* Begin Record extracts *

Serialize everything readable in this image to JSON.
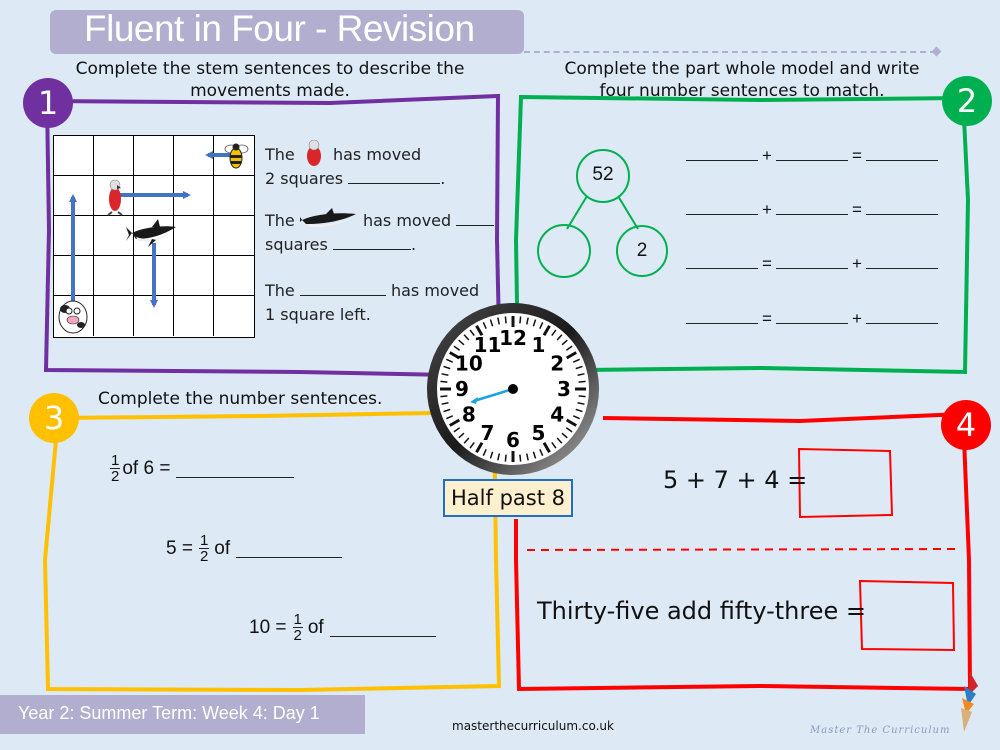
{
  "header": {
    "title": "Fluent in Four - Revision"
  },
  "questions": [
    {
      "number": "1",
      "color": "#7030a0",
      "instruction_line1": "Complete the stem sentences to describe the",
      "instruction_line2": "movements made.",
      "grid": {
        "rows": 5,
        "cols": 5
      },
      "animals": [
        {
          "name": "bee",
          "icon": "bee-icon"
        },
        {
          "name": "parrot",
          "icon": "parrot-icon"
        },
        {
          "name": "shark",
          "icon": "shark-icon"
        },
        {
          "name": "cow",
          "icon": "cow-icon"
        }
      ],
      "stems": [
        {
          "part1": "The",
          "part2": "has moved",
          "line2": "2 squares",
          "end": "."
        },
        {
          "part1": "The",
          "part2": "has moved",
          "line2": "squares",
          "end": "."
        },
        {
          "part1": "The",
          "part2": "has moved",
          "line2": "1 square left.",
          "end": ""
        }
      ]
    },
    {
      "number": "2",
      "color": "#00b050",
      "instruction_line1": "Complete the part whole model and write",
      "instruction_line2": "four number sentences to match.",
      "whole": "52",
      "part_a": "",
      "part_b": "2",
      "sentences": [
        {
          "op1": "+",
          "op2": "="
        },
        {
          "op1": "+",
          "op2": "="
        },
        {
          "op1": "=",
          "op2": "+"
        },
        {
          "op1": "=",
          "op2": "+"
        }
      ]
    },
    {
      "number": "3",
      "color": "#ffc000",
      "instruction": "Complete the number sentences.",
      "lines": [
        {
          "prefix": "",
          "num": "1",
          "den": "2",
          "middle": "of 6 ="
        },
        {
          "prefix": "5 =",
          "num": "1",
          "den": "2",
          "middle": "of"
        },
        {
          "prefix": "10 =",
          "num": "1",
          "den": "2",
          "middle": "of"
        }
      ]
    },
    {
      "number": "4",
      "color": "#ff0000",
      "line1": "5 + 7 + 4 =",
      "line2": "Thirty-five add fifty-three ="
    }
  ],
  "clock": {
    "label": "Half past 8",
    "numbers": [
      "12",
      "1",
      "2",
      "3",
      "4",
      "5",
      "6",
      "7",
      "8",
      "9",
      "10",
      "11"
    ],
    "hour_hand_color": "#1ca1e0"
  },
  "footer": {
    "term": "Year 2: Summer Term: Week 4: Day 1",
    "website": "masterthecurriculum.co.uk",
    "brand": "Master The Curriculum"
  }
}
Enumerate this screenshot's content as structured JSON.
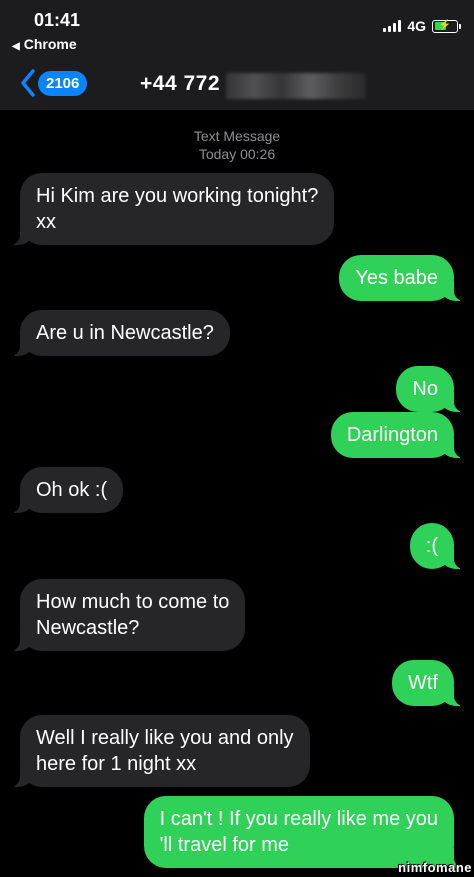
{
  "status": {
    "time": "01:41",
    "back_app": "Chrome",
    "network": "4G"
  },
  "nav": {
    "unread_count": "2106",
    "contact": "+44 772"
  },
  "thread": {
    "service": "Text Message",
    "timestamp": "Today 00:26"
  },
  "messages": [
    {
      "direction": "incoming",
      "text": "Hi Kim are you working tonight?\nxx"
    },
    {
      "direction": "outgoing",
      "text": "Yes babe"
    },
    {
      "direction": "incoming",
      "text": "Are u in Newcastle?"
    },
    {
      "direction": "outgoing",
      "text": "No"
    },
    {
      "direction": "outgoing",
      "text": "Darlington"
    },
    {
      "direction": "incoming",
      "text": "Oh ok :("
    },
    {
      "direction": "outgoing",
      "text": ":("
    },
    {
      "direction": "incoming",
      "text": "How much to come to\nNewcastle?"
    },
    {
      "direction": "outgoing",
      "text": "Wtf"
    },
    {
      "direction": "incoming",
      "text": "Well I really like you and only\nhere for 1 night xx"
    },
    {
      "direction": "outgoing",
      "text": "I can't ! If you really like me you\n'll travel for me"
    }
  ],
  "watermark": "nimfomane",
  "colors": {
    "incoming_bubble": "#262629",
    "outgoing_bubble": "#30d158",
    "accent": "#0a84ff"
  }
}
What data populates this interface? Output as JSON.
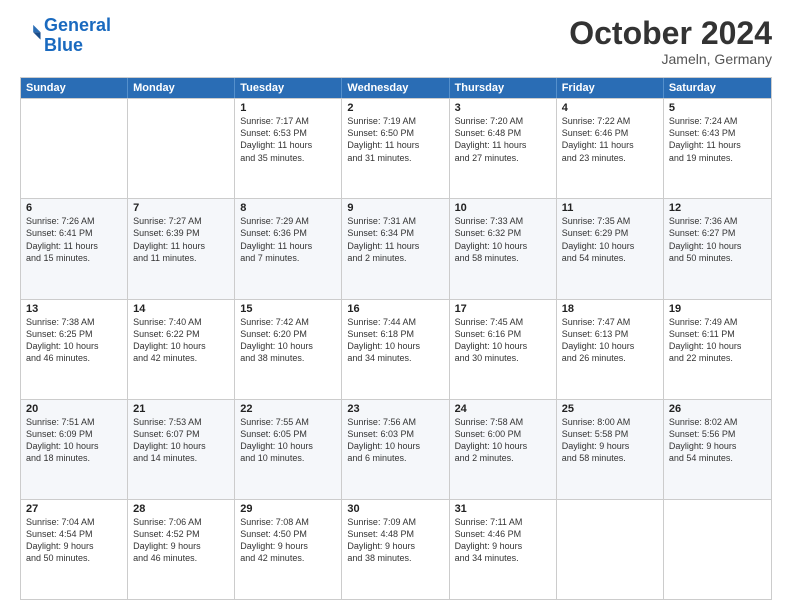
{
  "header": {
    "logo_line1": "General",
    "logo_line2": "Blue",
    "month": "October 2024",
    "location": "Jameln, Germany"
  },
  "days_of_week": [
    "Sunday",
    "Monday",
    "Tuesday",
    "Wednesday",
    "Thursday",
    "Friday",
    "Saturday"
  ],
  "weeks": [
    [
      {
        "day": "",
        "info": ""
      },
      {
        "day": "",
        "info": ""
      },
      {
        "day": "1",
        "info": "Sunrise: 7:17 AM\nSunset: 6:53 PM\nDaylight: 11 hours\nand 35 minutes."
      },
      {
        "day": "2",
        "info": "Sunrise: 7:19 AM\nSunset: 6:50 PM\nDaylight: 11 hours\nand 31 minutes."
      },
      {
        "day": "3",
        "info": "Sunrise: 7:20 AM\nSunset: 6:48 PM\nDaylight: 11 hours\nand 27 minutes."
      },
      {
        "day": "4",
        "info": "Sunrise: 7:22 AM\nSunset: 6:46 PM\nDaylight: 11 hours\nand 23 minutes."
      },
      {
        "day": "5",
        "info": "Sunrise: 7:24 AM\nSunset: 6:43 PM\nDaylight: 11 hours\nand 19 minutes."
      }
    ],
    [
      {
        "day": "6",
        "info": "Sunrise: 7:26 AM\nSunset: 6:41 PM\nDaylight: 11 hours\nand 15 minutes."
      },
      {
        "day": "7",
        "info": "Sunrise: 7:27 AM\nSunset: 6:39 PM\nDaylight: 11 hours\nand 11 minutes."
      },
      {
        "day": "8",
        "info": "Sunrise: 7:29 AM\nSunset: 6:36 PM\nDaylight: 11 hours\nand 7 minutes."
      },
      {
        "day": "9",
        "info": "Sunrise: 7:31 AM\nSunset: 6:34 PM\nDaylight: 11 hours\nand 2 minutes."
      },
      {
        "day": "10",
        "info": "Sunrise: 7:33 AM\nSunset: 6:32 PM\nDaylight: 10 hours\nand 58 minutes."
      },
      {
        "day": "11",
        "info": "Sunrise: 7:35 AM\nSunset: 6:29 PM\nDaylight: 10 hours\nand 54 minutes."
      },
      {
        "day": "12",
        "info": "Sunrise: 7:36 AM\nSunset: 6:27 PM\nDaylight: 10 hours\nand 50 minutes."
      }
    ],
    [
      {
        "day": "13",
        "info": "Sunrise: 7:38 AM\nSunset: 6:25 PM\nDaylight: 10 hours\nand 46 minutes."
      },
      {
        "day": "14",
        "info": "Sunrise: 7:40 AM\nSunset: 6:22 PM\nDaylight: 10 hours\nand 42 minutes."
      },
      {
        "day": "15",
        "info": "Sunrise: 7:42 AM\nSunset: 6:20 PM\nDaylight: 10 hours\nand 38 minutes."
      },
      {
        "day": "16",
        "info": "Sunrise: 7:44 AM\nSunset: 6:18 PM\nDaylight: 10 hours\nand 34 minutes."
      },
      {
        "day": "17",
        "info": "Sunrise: 7:45 AM\nSunset: 6:16 PM\nDaylight: 10 hours\nand 30 minutes."
      },
      {
        "day": "18",
        "info": "Sunrise: 7:47 AM\nSunset: 6:13 PM\nDaylight: 10 hours\nand 26 minutes."
      },
      {
        "day": "19",
        "info": "Sunrise: 7:49 AM\nSunset: 6:11 PM\nDaylight: 10 hours\nand 22 minutes."
      }
    ],
    [
      {
        "day": "20",
        "info": "Sunrise: 7:51 AM\nSunset: 6:09 PM\nDaylight: 10 hours\nand 18 minutes."
      },
      {
        "day": "21",
        "info": "Sunrise: 7:53 AM\nSunset: 6:07 PM\nDaylight: 10 hours\nand 14 minutes."
      },
      {
        "day": "22",
        "info": "Sunrise: 7:55 AM\nSunset: 6:05 PM\nDaylight: 10 hours\nand 10 minutes."
      },
      {
        "day": "23",
        "info": "Sunrise: 7:56 AM\nSunset: 6:03 PM\nDaylight: 10 hours\nand 6 minutes."
      },
      {
        "day": "24",
        "info": "Sunrise: 7:58 AM\nSunset: 6:00 PM\nDaylight: 10 hours\nand 2 minutes."
      },
      {
        "day": "25",
        "info": "Sunrise: 8:00 AM\nSunset: 5:58 PM\nDaylight: 9 hours\nand 58 minutes."
      },
      {
        "day": "26",
        "info": "Sunrise: 8:02 AM\nSunset: 5:56 PM\nDaylight: 9 hours\nand 54 minutes."
      }
    ],
    [
      {
        "day": "27",
        "info": "Sunrise: 7:04 AM\nSunset: 4:54 PM\nDaylight: 9 hours\nand 50 minutes."
      },
      {
        "day": "28",
        "info": "Sunrise: 7:06 AM\nSunset: 4:52 PM\nDaylight: 9 hours\nand 46 minutes."
      },
      {
        "day": "29",
        "info": "Sunrise: 7:08 AM\nSunset: 4:50 PM\nDaylight: 9 hours\nand 42 minutes."
      },
      {
        "day": "30",
        "info": "Sunrise: 7:09 AM\nSunset: 4:48 PM\nDaylight: 9 hours\nand 38 minutes."
      },
      {
        "day": "31",
        "info": "Sunrise: 7:11 AM\nSunset: 4:46 PM\nDaylight: 9 hours\nand 34 minutes."
      },
      {
        "day": "",
        "info": ""
      },
      {
        "day": "",
        "info": ""
      }
    ]
  ]
}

* End Record extracts *

▶ **What you have to do**: Copy out each line of the entries that holds "name".

▶ **Written solution**:
          "name": "bee",
          "name": "parrot",
          "name": "shark",
          "name": "cow",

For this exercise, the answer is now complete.